- _Supplied records_:
◇ ◇ ◇

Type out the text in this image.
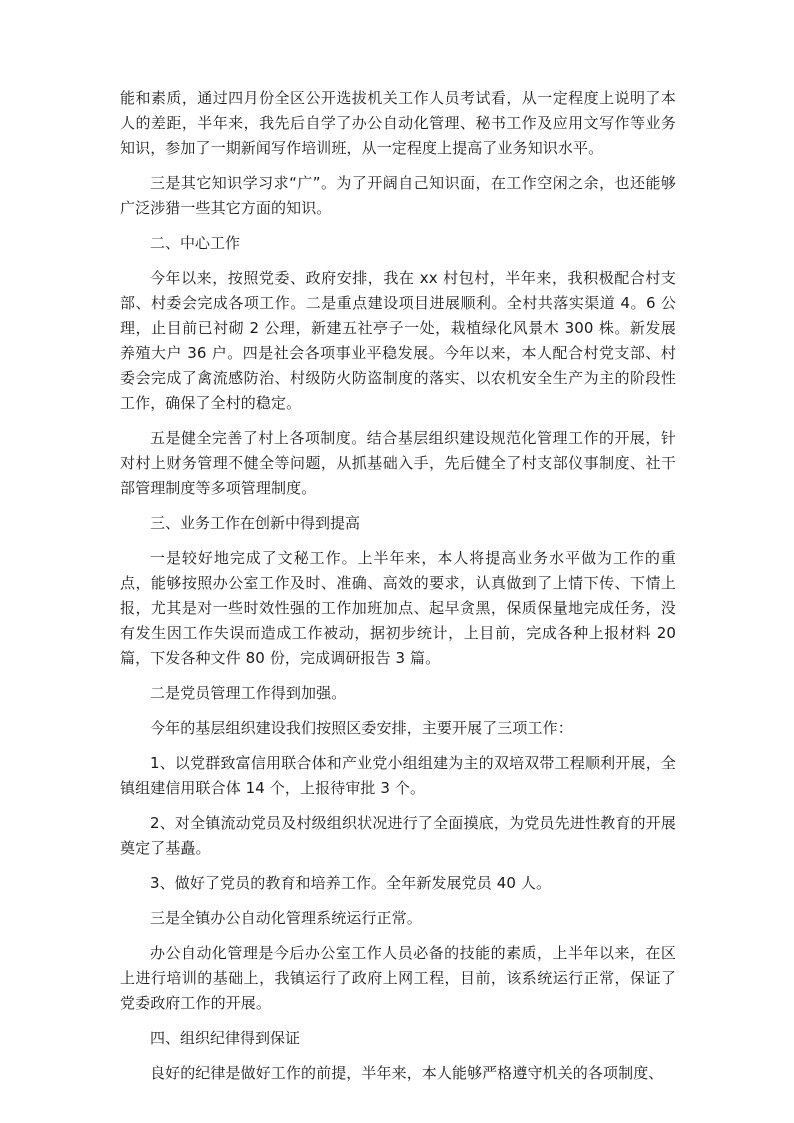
能和素质，通过四月份全区公开选拔机关工作人员考试看，从一定程度上说明了本人的差距，半年来，我先后自学了办公自动化管理、秘书工作及应用文写作等业务知识，参加了一期新闻写作培训班，从一定程度上提高了业务知识水平。

三是其它知识学习求“广”。为了开阔自己知识面，在工作空闲之余，也还能够广泛涉猎一些其它方面的知识。

二、中心工作

今年以来，按照党委、政府安排，我在 xx 村包村，半年来，我积极配合村支部、村委会完成各项工作。二是重点建设项目进展顺利。全村共落实渠道 4。6 公理，止目前已衬砌 2 公理，新建五社亭子一处，栽植绿化风景木 300 株。新发展养殖大户 36 户。四是社会各项事业平稳发展。今年以来，本人配合村党支部、村委会完成了禽流感防治、村级防火防盗制度的落实、以农机安全生产为主的阶段性工作，确保了全村的稳定。

五是健全完善了村上各项制度。结合基层组织建设规范化管理工作的开展，针对村上财务管理不健全等问题，从抓基础入手，先后健全了村支部仪事制度、社干部管理制度等多项管理制度。

三、业务工作在创新中得到提高

一是较好地完成了文秘工作。上半年来，本人将提高业务水平做为工作的重点，能够按照办公室工作及时、准确、高效的要求，认真做到了上情下传、下情上报，尤其是对一些时效性强的工作加班加点、起早贪黑，保质保量地完成任务，没有发生因工作失误而造成工作被动，据初步统计，上目前，完成各种上报材料 20 篇，下发各种文件 80 份，完成调研报告 3 篇。

二是党员管理工作得到加强。

今年的基层组织建设我们按照区委安排，主要开展了三项工作：

1、以党群致富信用联合体和产业党小组组建为主的双培双带工程顺利开展，全镇组建信用联合体 14 个，上报待审批 3 个。

2、对全镇流动党员及村级组织状况进行了全面摸底，为党员先进性教育的开展奠定了基矗。

3、做好了党员的教育和培养工作。全年新发展党员 40 人。

三是全镇办公自动化管理系统运行正常。

办公自动化管理是今后办公室工作人员必备的技能的素质，上半年以来，在区上进行培训的基础上，我镇运行了政府上网工程，目前，该系统运行正常，保证了党委政府工作的开展。

四、组织纪律得到保证

良好的纪律是做好工作的前提，半年来，本人能够严格遵守机关的各项制度、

◇ ◇ ◇

- _Aim_: The records above must be echoed exactly, minus their pictures.

- _Task answer_:
Type out the text in this image.
能和素质，通过四月份全区公开选拔机关工作人员考试看，从一定程度上说明了本人的差距，半年来，我先后自学了办公自动化管理、秘书工作及应用文写作等业务知识，参加了一期新闻写作培训班，从一定程度上提高了业务知识水平。

三是其它知识学习求“广”。为了开阔自己知识面，在工作空闲之余，也还能够广泛涉猎一些其它方面的知识。

二、中心工作

今年以来，按照党委、政府安排，我在 xx 村包村，半年来，我积极配合村支部、村委会完成各项工作。二是重点建设项目进展顺利。全村共落实渠道 4。6 公理，止目前已衬砌 2 公理，新建五社亭子一处，栽植绿化风景木 300 株。新发展养殖大户 36 户。四是社会各项事业平稳发展。今年以来，本人配合村党支部、村委会完成了禽流感防治、村级防火防盗制度的落实、以农机安全生产为主的阶段性工作，确保了全村的稳定。

五是健全完善了村上各项制度。结合基层组织建设规范化管理工作的开展，针对村上财务管理不健全等问题，从抓基础入手，先后健全了村支部仪事制度、社干部管理制度等多项管理制度。

三、业务工作在创新中得到提高

一是较好地完成了文秘工作。上半年来，本人将提高业务水平做为工作的重点，能够按照办公室工作及时、准确、高效的要求，认真做到了上情下传、下情上报，尤其是对一些时效性强的工作加班加点、起早贪黑，保质保量地完成任务，没有发生因工作失误而造成工作被动，据初步统计，上目前，完成各种上报材料 20 篇，下发各种文件 80 份，完成调研报告 3 篇。

二是党员管理工作得到加强。

今年的基层组织建设我们按照区委安排，主要开展了三项工作：

1、以党群致富信用联合体和产业党小组组建为主的双培双带工程顺利开展，全镇组建信用联合体 14 个，上报待审批 3 个。

2、对全镇流动党员及村级组织状况进行了全面摸底，为党员先进性教育的开展奠定了基矗。

3、做好了党员的教育和培养工作。全年新发展党员 40 人。

三是全镇办公自动化管理系统运行正常。

办公自动化管理是今后办公室工作人员必备的技能的素质，上半年以来，在区上进行培训的基础上，我镇运行了政府上网工程，目前，该系统运行正常，保证了党委政府工作的开展。

四、组织纪律得到保证

良好的纪律是做好工作的前提，半年来，本人能够严格遵守机关的各项制度、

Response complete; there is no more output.